** start **
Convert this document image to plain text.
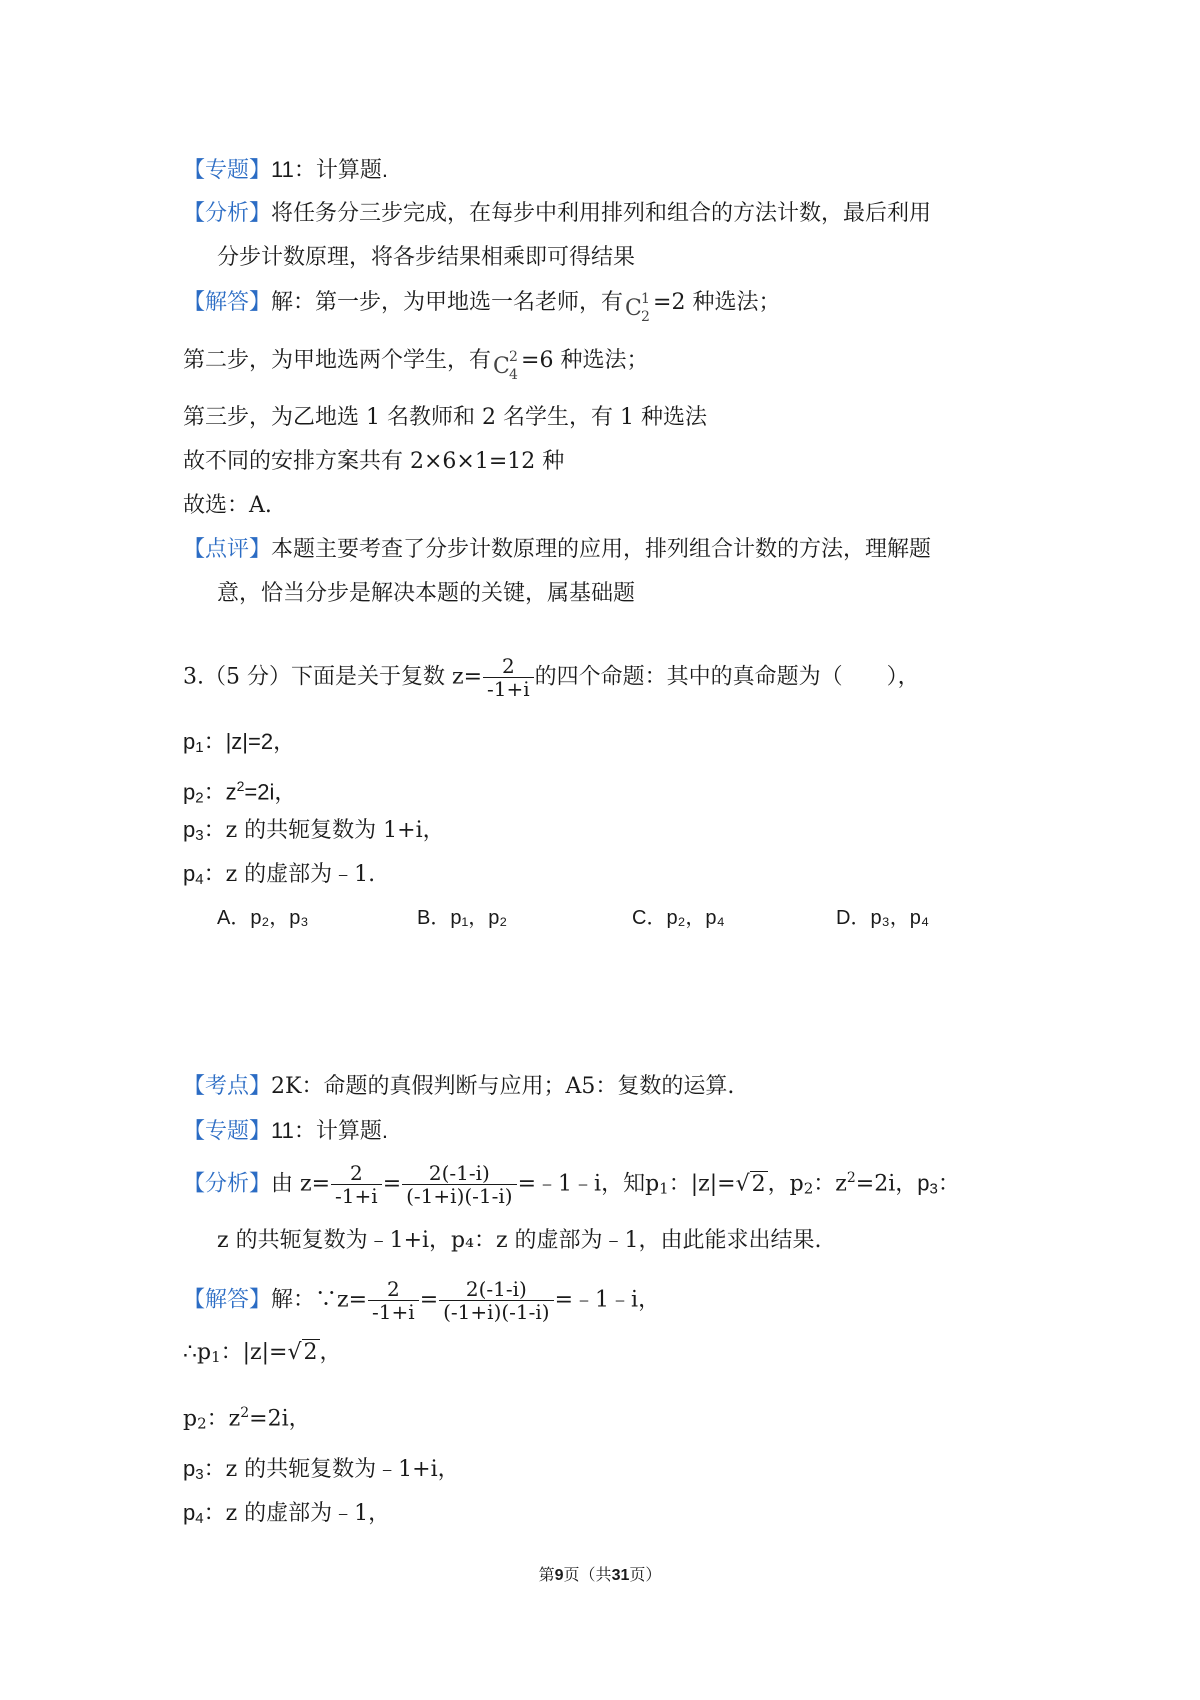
【专题】11：计算题.
【分析】将任务分三步完成，在每步中利用排列和组合的方法计数，最后利用
分步计数原理，将各步结果相乘即可得结果
【解答】解：第一步，为甲地选一名老师，有 C 1
2
=2 种选法；
第二步，为甲地选两个学生，有 C 2
4
=6 种选法；
第三步，为乙地选 1 名教师和 2 名学生，有 1 种选法
故不同的安排方案共有 2×6×1=12 种
故选：A.
【点评】本题主要考查了分步计数原理的应用，排列组合计数的方法，理解题
意，恰当分步是解决本题的关键，属基础题
3.（5 分）下面是关于复数 $z= \frac{2}{-1+i}$ 的四个命题：其中的真命题为（　　），
$p_1$：|z|=2，
$p_2$：$z^2=2i$，
$p_3$：z 的共轭复数为 1+i，
$p_4$：z 的虚部为﹣1.
A．p₂，p₃	B．p₁，p₂	C．p₂，p₄	D．p₃，p₄
【考点】2K：命题的真假判断与应用；A5：复数的运算.
【专题】11：计算题.
【分析】由 $z= \frac{2}{-1+i} = \frac{2(-1-i)}{(-1+i)(-1-i)}$ =﹣1﹣i，知$p_1$：|z|=√2，$p_2$：$z^2=2i$，$p_3$：
z 的共轭复数为﹣1+i，p₄：z 的虚部为﹣1，由此能求出结果.
【解答】解：∵z= $\frac{2}{-1+i} = \frac{2(-1-i)}{(-1+i)(-1-i)}$ =﹣1﹣i，
$\therefore p_1$：|z|=√2，
$p_2$：$z^2=2i$，
$p_3$：z 的共轭复数为﹣1+i，
$p_4$：z 的虚部为﹣1，
第9页（共31页）
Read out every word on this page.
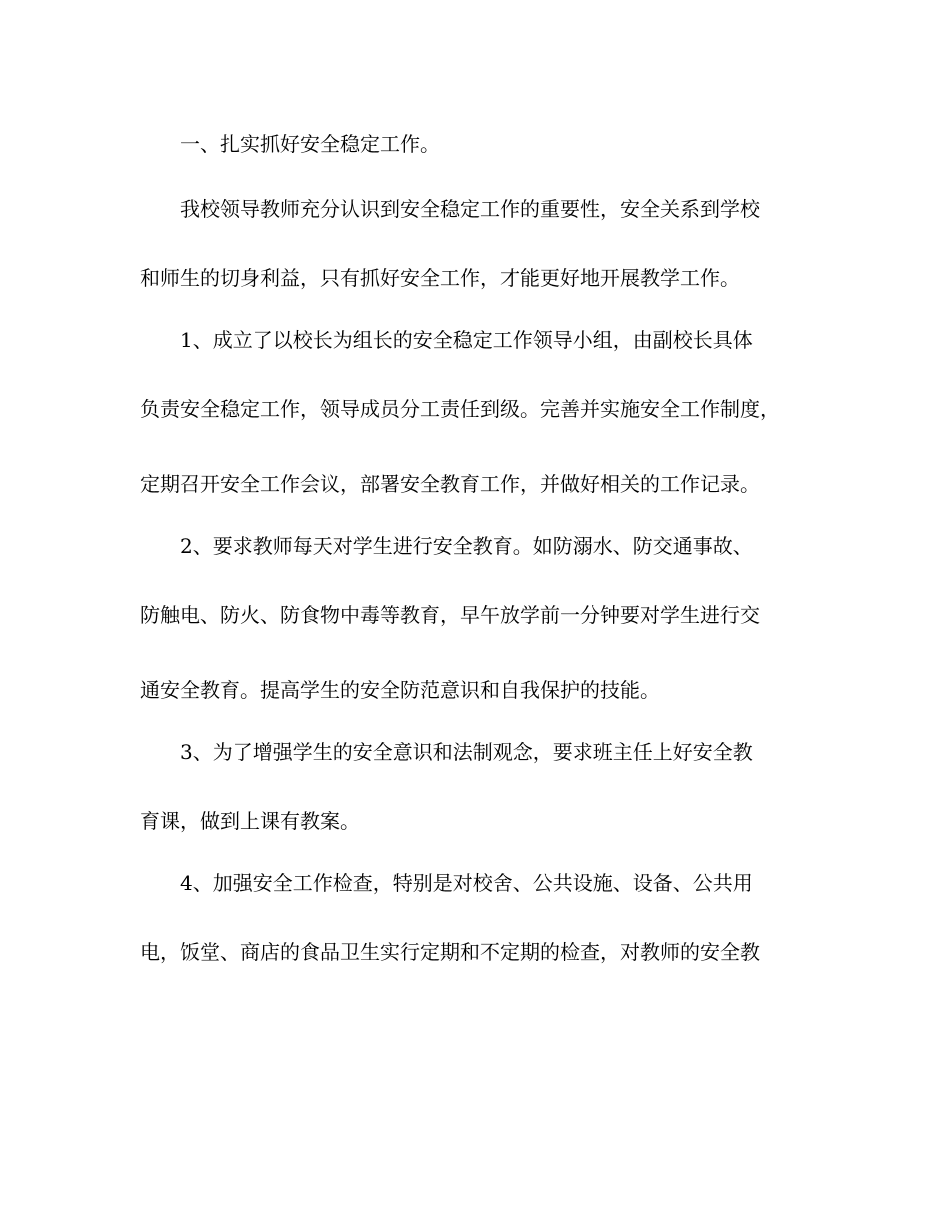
一、扎实抓好安全稳定工作。
我校领导教师充分认识到安全稳定工作的重要性，安全关系到学校
和师生的切身利益，只有抓好安全工作，才能更好地开展教学工作。
1、成立了以校长为组长的安全稳定工作领导小组，由副校长具体
负责安全稳定工作，领导成员分工责任到级。完善并实施安全工作制度，
定期召开安全工作会议，部署安全教育工作，并做好相关的工作记录。
2、要求教师每天对学生进行安全教育。如防溺水、防交通事故、
防触电、防火、防食物中毒等教育，早午放学前一分钟要对学生进行交
通安全教育。提高学生的安全防范意识和自我保护的技能。
3、为了增强学生的安全意识和法制观念，要求班主任上好安全教
育课，做到上课有教案。
4、加强安全工作检查，特别是对校舍、公共设施、设备、公共用
电，饭堂、商店的食品卫生实行定期和不定期的检查，对教师的安全教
** end **
[SET EXERCISE]
Look through the entries above; copy every line holding the string "this".

[WORKED ANSWER]
Convert this document image to plain text.
Read out every word on this page.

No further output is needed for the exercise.